Instructions for the task: Render the following material again verbatim, leaving nothing out.

Records for this task:

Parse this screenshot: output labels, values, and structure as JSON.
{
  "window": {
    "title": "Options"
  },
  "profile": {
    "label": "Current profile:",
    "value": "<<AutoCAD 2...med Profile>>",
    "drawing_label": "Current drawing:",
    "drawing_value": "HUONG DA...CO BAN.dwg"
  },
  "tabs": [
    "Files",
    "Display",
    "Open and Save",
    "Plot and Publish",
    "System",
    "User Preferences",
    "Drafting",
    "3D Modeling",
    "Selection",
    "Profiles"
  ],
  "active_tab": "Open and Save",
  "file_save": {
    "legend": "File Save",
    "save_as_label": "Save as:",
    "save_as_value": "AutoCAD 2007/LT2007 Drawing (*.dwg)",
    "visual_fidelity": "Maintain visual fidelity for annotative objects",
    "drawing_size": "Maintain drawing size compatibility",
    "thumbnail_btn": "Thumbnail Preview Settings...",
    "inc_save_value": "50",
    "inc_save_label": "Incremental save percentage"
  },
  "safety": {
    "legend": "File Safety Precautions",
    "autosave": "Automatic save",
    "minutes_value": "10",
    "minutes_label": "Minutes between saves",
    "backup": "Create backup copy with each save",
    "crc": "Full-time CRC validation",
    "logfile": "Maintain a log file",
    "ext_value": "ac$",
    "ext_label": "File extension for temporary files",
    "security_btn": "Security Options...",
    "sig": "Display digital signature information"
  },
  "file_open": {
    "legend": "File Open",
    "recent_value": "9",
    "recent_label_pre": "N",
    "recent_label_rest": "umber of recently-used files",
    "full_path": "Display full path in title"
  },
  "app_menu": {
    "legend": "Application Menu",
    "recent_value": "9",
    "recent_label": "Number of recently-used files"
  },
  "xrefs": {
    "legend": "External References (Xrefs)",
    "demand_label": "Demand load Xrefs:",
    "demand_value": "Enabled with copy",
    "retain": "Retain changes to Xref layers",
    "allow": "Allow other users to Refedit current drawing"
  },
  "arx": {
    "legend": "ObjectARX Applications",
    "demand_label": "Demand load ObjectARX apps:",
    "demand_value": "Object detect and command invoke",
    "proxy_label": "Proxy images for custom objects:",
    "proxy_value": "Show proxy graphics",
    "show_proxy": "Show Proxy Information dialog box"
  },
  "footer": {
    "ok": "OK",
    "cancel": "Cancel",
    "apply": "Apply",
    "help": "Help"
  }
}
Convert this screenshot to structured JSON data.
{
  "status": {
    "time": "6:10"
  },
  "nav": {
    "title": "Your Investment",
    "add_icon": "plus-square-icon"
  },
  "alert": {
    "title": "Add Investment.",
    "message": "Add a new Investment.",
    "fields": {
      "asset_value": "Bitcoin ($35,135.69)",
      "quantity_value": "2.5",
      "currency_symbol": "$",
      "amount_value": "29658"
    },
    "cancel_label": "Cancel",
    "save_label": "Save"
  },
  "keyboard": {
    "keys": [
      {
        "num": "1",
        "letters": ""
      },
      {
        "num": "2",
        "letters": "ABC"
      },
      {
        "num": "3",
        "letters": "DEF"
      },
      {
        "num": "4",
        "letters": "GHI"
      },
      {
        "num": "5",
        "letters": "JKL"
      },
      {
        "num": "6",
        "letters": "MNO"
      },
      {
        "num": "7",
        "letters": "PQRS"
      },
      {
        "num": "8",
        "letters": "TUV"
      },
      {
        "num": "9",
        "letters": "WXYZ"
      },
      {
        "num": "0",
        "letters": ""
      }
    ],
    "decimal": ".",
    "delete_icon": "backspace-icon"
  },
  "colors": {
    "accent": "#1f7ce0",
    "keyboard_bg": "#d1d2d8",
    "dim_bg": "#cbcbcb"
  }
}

Final result:
Parse this screenshot: output labels, values, and structure as JSON.
{
  "window": {
    "title": "Options"
  },
  "profile": {
    "label": "Current profile:",
    "value": "<<AutoCAD 2...med Profile>>",
    "drawing_label": "Current drawing:",
    "drawing_value": "HUONG DA...CO BAN.dwg"
  },
  "tabs": [
    "Files",
    "Display",
    "Open and Save",
    "Plot and Publish",
    "System",
    "User Preferences",
    "Drafting",
    "3D Modeling",
    "Selection",
    "Profiles"
  ],
  "active_tab": "Open and Save",
  "file_save": {
    "legend": "File Save",
    "save_as_label": "Save as:",
    "save_as_value": "AutoCAD 2007/LT2007 Drawing (*.dwg)",
    "visual_fidelity": "Maintain visual fidelity for annotative objects",
    "drawing_size": "Maintain drawing size compatibility",
    "thumbnail_btn": "Thumbnail Preview Settings...",
    "inc_save_value": "50",
    "inc_save_label": "Incremental save percentage"
  },
  "safety": {
    "legend": "File Safety Precautions",
    "autosave": "Automatic save",
    "minutes_value": "10",
    "minutes_label": "Minutes between saves",
    "backup": "Create backup copy with each save",
    "crc": "Full-time CRC validation",
    "logfile": "Maintain a log file",
    "ext_value": "ac$",
    "ext_label": "File extension for temporary files",
    "security_btn": "Security Options...",
    "sig": "Display digital signature information"
  },
  "file_open": {
    "legend": "File Open",
    "recent_value": "9",
    "recent_label_pre": "N",
    "recent_label_rest": "umber of recently-used files",
    "full_path": "Display full path in title"
  },
  "app_menu": {
    "legend": "Application Menu",
    "recent_value": "9",
    "recent_label": "Number of recently-used files"
  },
  "xrefs": {
    "legend": "External References (Xrefs)",
    "demand_label": "Demand load Xrefs:",
    "demand_value": "Enabled with copy",
    "retain": "Retain changes to Xref layers",
    "allow": "Allow other users to Refedit current drawing"
  },
  "arx": {
    "legend": "ObjectARX Applications",
    "demand_label": "Demand load ObjectARX apps:",
    "demand_value": "Object detect and command invoke",
    "proxy_label": "Proxy images for custom objects:",
    "proxy_value": "Show proxy graphics",
    "show_proxy": "Show Proxy Information dialog box"
  },
  "footer": {
    "ok": "OK",
    "cancel": "Cancel",
    "apply": "Apply",
    "help": "Help"
  }
}
Convert this screenshot to structured JSON data.
{
  "status": {
    "time": "6:10"
  },
  "nav": {
    "title": "Your Investment",
    "add_icon": "plus-square-icon"
  },
  "alert": {
    "title": "Add Investment.",
    "message": "Add a new Investment.",
    "fields": {
      "asset_value": "Bitcoin ($35,135.69)",
      "quantity_value": "2.5",
      "currency_symbol": "$",
      "amount_value": "29658"
    },
    "cancel_label": "Cancel",
    "save_label": "Save"
  },
  "keyboard": {
    "keys": [
      {
        "num": "1",
        "letters": ""
      },
      {
        "num": "2",
        "letters": "ABC"
      },
      {
        "num": "3",
        "letters": "DEF"
      },
      {
        "num": "4",
        "letters": "GHI"
      },
      {
        "num": "5",
        "letters": "JKL"
      },
      {
        "num": "6",
        "letters": "MNO"
      },
      {
        "num": "7",
        "letters": "PQRS"
      },
      {
        "num": "8",
        "letters": "TUV"
      },
      {
        "num": "9",
        "letters": "WXYZ"
      },
      {
        "num": "0",
        "letters": ""
      }
    ],
    "decimal": ".",
    "delete_icon": "backspace-icon"
  },
  "colors": {
    "accent": "#1f7ce0",
    "keyboard_bg": "#d1d2d8",
    "dim_bg": "#cbcbcb"
  }
}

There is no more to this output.